Material for this exercise ▸
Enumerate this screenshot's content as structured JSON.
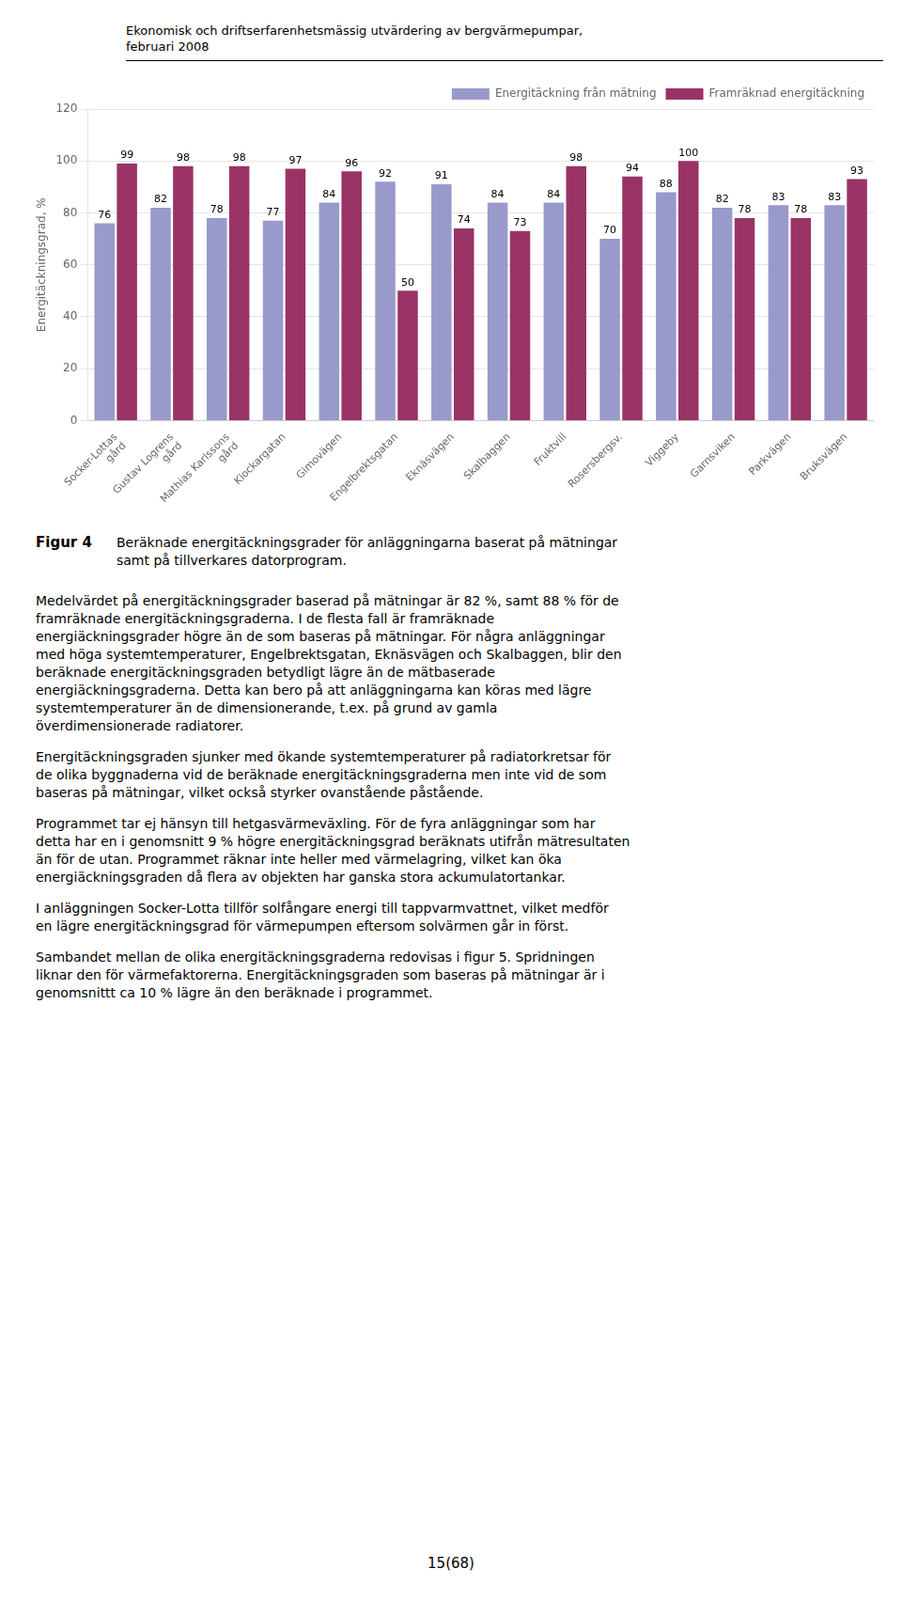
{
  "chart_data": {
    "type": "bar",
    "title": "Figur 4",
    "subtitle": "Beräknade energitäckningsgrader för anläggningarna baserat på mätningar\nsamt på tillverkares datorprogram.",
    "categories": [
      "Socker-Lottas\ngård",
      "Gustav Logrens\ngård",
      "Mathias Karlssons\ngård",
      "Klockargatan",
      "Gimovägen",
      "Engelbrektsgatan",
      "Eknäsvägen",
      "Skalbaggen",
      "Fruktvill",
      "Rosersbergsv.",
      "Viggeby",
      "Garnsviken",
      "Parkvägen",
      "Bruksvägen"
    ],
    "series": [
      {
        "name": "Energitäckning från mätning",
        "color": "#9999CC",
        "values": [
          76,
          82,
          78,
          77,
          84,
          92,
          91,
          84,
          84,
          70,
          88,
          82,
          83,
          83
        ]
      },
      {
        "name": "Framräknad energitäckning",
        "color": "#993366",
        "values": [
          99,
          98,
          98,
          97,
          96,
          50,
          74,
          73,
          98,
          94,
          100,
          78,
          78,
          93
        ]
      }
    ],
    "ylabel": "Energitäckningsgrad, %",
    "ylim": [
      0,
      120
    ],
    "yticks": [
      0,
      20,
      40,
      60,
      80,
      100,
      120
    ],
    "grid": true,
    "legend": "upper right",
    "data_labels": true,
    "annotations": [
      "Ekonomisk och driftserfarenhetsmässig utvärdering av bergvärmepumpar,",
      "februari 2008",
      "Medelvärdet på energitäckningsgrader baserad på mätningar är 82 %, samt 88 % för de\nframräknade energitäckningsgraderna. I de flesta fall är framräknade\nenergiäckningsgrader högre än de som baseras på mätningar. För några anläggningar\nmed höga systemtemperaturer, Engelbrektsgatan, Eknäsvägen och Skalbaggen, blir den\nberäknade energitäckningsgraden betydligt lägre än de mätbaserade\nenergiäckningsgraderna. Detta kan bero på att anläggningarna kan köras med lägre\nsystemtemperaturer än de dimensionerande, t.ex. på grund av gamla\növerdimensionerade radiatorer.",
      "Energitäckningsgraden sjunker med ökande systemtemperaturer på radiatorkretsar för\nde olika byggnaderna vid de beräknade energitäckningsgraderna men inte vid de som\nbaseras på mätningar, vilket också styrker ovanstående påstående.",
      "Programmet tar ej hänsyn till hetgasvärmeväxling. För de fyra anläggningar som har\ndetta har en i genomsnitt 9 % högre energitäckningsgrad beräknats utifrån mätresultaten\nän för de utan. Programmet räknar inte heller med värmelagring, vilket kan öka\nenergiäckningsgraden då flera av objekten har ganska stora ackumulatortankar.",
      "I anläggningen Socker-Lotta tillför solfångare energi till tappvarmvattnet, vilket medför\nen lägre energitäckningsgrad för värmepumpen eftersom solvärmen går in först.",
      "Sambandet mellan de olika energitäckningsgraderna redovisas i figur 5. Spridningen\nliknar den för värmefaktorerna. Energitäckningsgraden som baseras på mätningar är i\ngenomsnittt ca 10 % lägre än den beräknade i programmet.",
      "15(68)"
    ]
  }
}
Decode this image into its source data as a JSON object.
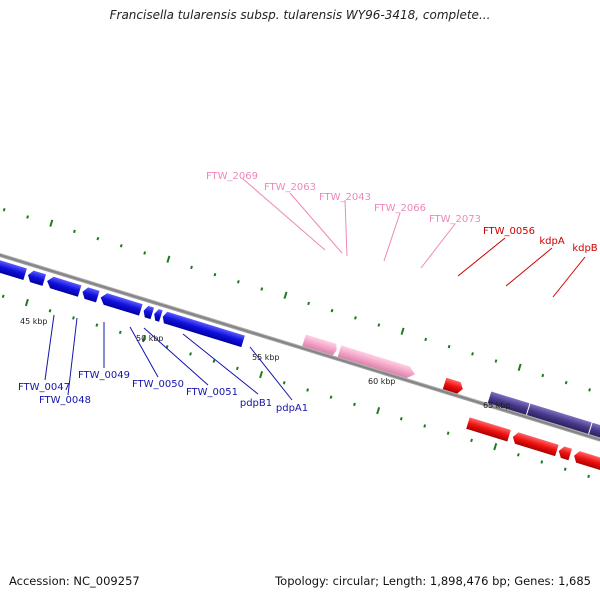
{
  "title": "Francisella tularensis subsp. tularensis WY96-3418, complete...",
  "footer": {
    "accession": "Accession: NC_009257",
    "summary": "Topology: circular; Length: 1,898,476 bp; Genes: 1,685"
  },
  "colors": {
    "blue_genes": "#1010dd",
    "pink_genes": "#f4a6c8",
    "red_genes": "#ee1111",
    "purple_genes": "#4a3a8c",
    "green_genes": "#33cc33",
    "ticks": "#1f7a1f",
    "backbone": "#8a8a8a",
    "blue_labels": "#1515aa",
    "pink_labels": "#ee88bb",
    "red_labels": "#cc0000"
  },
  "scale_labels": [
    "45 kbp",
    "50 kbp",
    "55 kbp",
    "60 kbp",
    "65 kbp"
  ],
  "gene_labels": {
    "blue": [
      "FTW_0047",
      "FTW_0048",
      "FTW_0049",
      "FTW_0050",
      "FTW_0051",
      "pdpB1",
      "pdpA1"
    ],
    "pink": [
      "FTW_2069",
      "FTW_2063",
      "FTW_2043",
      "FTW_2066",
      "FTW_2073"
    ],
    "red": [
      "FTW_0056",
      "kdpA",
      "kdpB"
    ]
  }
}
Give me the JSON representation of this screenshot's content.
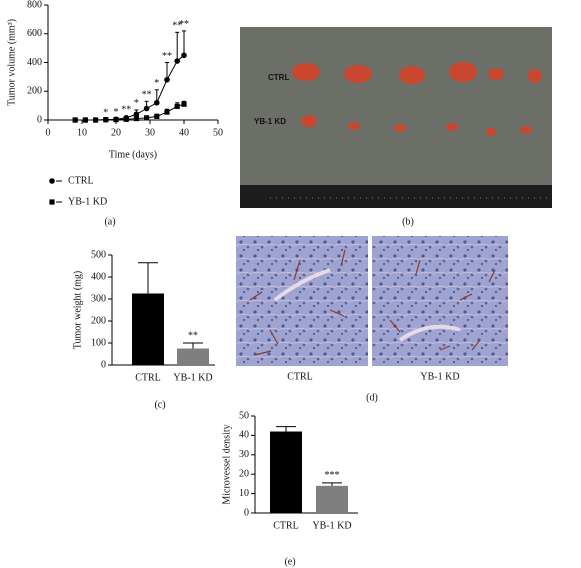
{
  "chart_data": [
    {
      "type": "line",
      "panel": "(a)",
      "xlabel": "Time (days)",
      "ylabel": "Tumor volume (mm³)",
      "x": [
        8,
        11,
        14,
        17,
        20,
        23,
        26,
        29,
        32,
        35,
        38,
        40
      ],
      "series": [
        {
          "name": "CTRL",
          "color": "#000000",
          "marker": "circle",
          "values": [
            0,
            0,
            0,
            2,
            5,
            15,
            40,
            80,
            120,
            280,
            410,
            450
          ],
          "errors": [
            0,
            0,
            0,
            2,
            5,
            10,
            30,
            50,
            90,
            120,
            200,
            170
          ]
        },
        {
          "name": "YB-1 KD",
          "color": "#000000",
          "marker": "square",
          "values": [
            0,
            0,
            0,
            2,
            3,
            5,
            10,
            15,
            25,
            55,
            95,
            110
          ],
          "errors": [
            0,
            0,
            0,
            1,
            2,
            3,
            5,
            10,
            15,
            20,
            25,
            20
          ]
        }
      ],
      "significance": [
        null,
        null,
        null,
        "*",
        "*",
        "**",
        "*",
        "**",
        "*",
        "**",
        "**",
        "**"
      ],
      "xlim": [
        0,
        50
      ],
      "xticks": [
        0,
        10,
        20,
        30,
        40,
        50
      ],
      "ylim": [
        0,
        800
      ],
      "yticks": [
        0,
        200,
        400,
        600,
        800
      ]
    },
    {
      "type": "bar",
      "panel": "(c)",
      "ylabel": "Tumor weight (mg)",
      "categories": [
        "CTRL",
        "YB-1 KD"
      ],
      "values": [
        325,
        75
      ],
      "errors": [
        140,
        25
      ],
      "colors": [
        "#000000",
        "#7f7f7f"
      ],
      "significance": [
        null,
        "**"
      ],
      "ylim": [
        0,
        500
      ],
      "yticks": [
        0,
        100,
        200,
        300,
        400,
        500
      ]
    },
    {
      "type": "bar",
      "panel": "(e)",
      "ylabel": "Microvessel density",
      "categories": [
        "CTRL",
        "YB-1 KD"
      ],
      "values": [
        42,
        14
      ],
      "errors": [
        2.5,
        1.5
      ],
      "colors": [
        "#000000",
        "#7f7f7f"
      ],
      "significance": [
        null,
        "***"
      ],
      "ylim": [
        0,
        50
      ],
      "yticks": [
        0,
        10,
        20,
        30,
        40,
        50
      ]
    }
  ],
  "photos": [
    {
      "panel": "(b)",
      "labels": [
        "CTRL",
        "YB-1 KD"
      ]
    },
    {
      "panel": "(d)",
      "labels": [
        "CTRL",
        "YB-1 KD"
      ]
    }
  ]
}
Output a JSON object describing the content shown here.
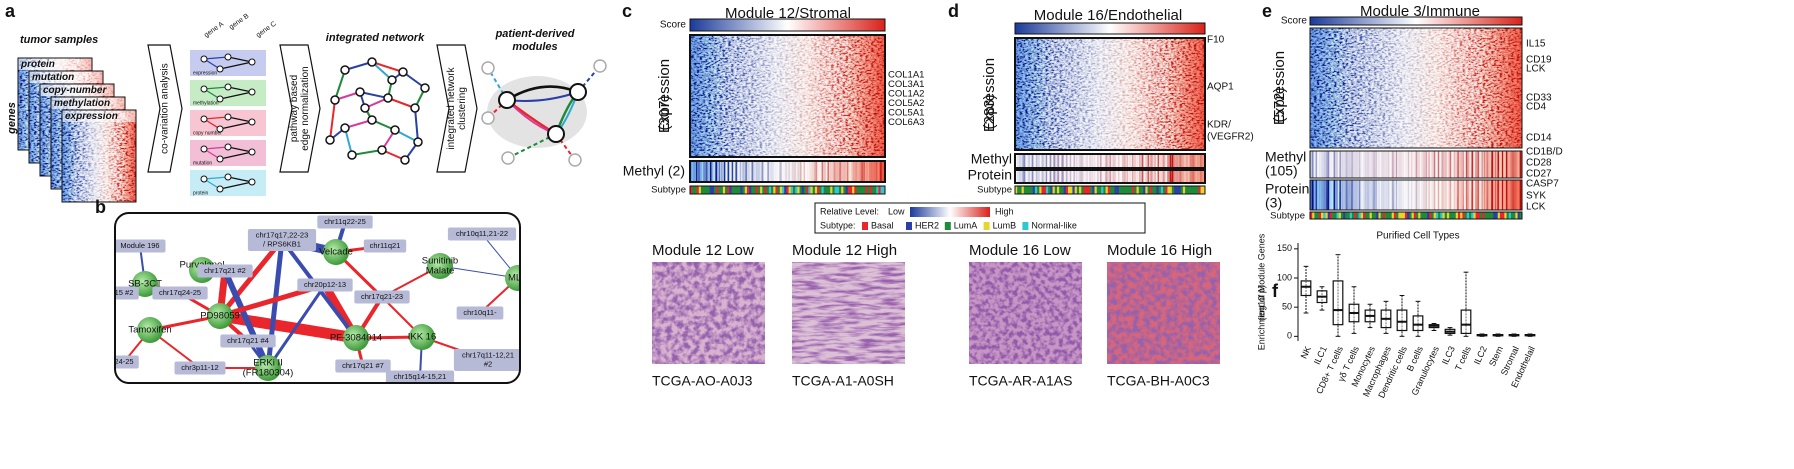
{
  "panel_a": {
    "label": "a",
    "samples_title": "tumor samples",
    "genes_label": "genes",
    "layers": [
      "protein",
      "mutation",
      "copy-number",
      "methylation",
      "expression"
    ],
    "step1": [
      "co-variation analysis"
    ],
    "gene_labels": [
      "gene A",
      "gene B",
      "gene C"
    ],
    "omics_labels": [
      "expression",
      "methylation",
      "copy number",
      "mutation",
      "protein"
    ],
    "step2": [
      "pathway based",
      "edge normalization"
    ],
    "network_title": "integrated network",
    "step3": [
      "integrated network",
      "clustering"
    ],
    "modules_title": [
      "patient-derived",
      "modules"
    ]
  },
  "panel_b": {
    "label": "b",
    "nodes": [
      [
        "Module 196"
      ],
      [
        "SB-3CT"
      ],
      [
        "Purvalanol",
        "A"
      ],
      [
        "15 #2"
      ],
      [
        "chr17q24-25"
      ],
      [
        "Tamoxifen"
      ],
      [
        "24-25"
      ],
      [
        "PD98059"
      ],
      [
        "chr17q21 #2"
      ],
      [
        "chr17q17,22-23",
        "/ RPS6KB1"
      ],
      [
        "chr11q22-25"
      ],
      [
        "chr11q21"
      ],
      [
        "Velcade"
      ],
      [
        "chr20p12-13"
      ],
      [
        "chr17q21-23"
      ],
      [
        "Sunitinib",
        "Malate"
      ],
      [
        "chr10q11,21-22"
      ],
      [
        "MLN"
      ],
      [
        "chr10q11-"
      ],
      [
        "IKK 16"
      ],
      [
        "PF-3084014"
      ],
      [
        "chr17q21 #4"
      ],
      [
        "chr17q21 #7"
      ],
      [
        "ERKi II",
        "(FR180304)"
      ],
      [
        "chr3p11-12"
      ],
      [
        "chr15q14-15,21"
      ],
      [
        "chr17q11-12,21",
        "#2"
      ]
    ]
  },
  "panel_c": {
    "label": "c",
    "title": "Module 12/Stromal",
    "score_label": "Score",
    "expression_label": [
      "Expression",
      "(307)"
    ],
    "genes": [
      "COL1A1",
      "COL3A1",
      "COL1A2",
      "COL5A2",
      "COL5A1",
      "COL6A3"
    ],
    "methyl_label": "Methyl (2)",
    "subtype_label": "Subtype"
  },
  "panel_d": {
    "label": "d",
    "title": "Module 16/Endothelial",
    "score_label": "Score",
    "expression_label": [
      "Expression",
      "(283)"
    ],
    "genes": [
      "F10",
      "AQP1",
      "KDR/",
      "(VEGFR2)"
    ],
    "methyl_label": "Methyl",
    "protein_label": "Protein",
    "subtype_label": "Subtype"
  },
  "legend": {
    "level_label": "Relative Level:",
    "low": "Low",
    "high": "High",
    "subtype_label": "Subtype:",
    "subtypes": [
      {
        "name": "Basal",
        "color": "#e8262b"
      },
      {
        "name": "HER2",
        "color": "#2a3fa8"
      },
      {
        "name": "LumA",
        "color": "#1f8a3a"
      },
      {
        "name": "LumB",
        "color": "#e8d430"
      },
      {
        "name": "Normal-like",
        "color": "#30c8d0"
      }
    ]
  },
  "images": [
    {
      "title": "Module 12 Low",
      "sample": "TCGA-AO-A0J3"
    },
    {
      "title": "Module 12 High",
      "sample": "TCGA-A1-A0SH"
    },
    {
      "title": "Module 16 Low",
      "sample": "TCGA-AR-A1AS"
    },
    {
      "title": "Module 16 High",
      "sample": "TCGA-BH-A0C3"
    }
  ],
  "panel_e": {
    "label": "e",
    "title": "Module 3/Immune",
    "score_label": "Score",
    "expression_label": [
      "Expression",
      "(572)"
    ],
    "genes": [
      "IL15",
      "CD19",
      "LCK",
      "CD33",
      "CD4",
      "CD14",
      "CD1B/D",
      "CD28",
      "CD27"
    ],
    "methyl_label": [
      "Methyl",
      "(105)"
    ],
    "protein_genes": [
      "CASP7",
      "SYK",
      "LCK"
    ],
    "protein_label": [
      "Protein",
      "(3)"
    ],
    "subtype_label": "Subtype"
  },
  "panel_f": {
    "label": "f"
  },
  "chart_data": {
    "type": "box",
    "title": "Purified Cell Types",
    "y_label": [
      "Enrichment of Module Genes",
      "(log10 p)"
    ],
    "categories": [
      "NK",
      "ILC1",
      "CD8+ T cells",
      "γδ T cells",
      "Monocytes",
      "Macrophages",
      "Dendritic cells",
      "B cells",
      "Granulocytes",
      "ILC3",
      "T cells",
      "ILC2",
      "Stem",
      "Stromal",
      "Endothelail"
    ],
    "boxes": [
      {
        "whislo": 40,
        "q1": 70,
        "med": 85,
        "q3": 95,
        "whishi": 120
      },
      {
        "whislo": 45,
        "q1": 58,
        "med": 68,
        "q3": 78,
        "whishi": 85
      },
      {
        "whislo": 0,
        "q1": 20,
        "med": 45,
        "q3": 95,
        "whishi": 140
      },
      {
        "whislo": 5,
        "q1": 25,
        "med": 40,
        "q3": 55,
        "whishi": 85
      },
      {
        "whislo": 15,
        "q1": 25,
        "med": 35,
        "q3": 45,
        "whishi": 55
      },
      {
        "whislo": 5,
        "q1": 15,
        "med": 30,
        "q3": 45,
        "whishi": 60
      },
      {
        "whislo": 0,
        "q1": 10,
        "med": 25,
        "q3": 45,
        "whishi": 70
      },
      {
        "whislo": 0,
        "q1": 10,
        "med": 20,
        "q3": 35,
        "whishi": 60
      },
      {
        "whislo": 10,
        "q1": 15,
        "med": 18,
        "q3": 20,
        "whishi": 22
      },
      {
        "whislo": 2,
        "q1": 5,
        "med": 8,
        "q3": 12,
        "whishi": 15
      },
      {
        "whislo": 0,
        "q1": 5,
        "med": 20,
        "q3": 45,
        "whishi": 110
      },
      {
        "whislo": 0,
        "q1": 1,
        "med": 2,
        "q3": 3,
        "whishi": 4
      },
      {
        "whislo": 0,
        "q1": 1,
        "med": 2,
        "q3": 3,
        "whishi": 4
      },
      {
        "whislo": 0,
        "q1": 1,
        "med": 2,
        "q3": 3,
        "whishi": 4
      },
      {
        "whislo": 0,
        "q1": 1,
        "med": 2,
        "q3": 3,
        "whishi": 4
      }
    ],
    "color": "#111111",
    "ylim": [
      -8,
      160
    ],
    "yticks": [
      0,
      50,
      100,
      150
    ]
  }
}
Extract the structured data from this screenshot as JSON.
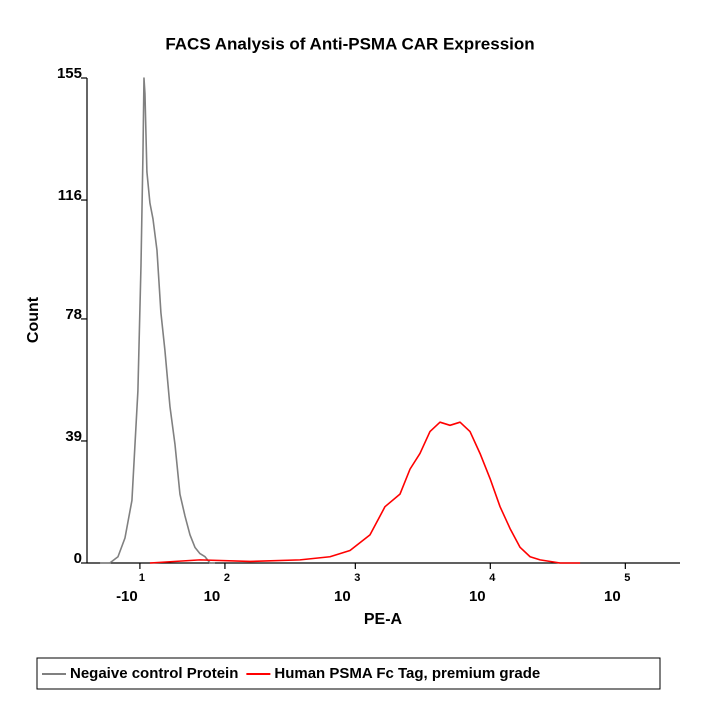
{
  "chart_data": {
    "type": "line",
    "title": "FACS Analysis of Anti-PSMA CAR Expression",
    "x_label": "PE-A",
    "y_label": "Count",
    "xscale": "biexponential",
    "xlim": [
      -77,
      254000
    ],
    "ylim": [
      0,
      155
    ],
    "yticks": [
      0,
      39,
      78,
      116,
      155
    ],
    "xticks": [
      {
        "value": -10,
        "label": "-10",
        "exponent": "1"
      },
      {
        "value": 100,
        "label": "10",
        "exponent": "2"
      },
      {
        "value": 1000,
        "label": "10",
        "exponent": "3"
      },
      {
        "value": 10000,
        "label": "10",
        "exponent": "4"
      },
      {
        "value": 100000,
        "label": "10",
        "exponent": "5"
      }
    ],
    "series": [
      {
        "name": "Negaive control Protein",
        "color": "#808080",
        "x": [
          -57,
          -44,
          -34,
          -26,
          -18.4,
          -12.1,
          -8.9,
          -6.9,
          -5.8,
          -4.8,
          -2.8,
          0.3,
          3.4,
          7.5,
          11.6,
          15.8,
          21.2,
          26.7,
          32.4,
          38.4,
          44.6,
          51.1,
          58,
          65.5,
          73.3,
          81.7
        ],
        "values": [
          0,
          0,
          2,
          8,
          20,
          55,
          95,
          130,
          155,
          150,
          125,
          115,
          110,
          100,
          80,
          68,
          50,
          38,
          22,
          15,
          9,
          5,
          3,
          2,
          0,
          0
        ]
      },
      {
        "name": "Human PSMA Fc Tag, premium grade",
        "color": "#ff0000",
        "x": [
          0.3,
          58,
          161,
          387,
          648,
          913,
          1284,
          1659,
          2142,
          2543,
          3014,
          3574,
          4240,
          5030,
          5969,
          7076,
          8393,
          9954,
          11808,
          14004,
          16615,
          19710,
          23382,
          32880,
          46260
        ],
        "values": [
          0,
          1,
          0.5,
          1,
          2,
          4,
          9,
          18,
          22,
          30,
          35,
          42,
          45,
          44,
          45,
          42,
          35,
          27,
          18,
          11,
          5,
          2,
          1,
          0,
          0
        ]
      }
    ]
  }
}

Work request ▸
Among the records, find all lines that include the string "cells" and return them.

Response box ▸
      "CD8+ T cells",
      "γδ T cells",
      "Dendritic cells",
      "B cells",
      "T cells",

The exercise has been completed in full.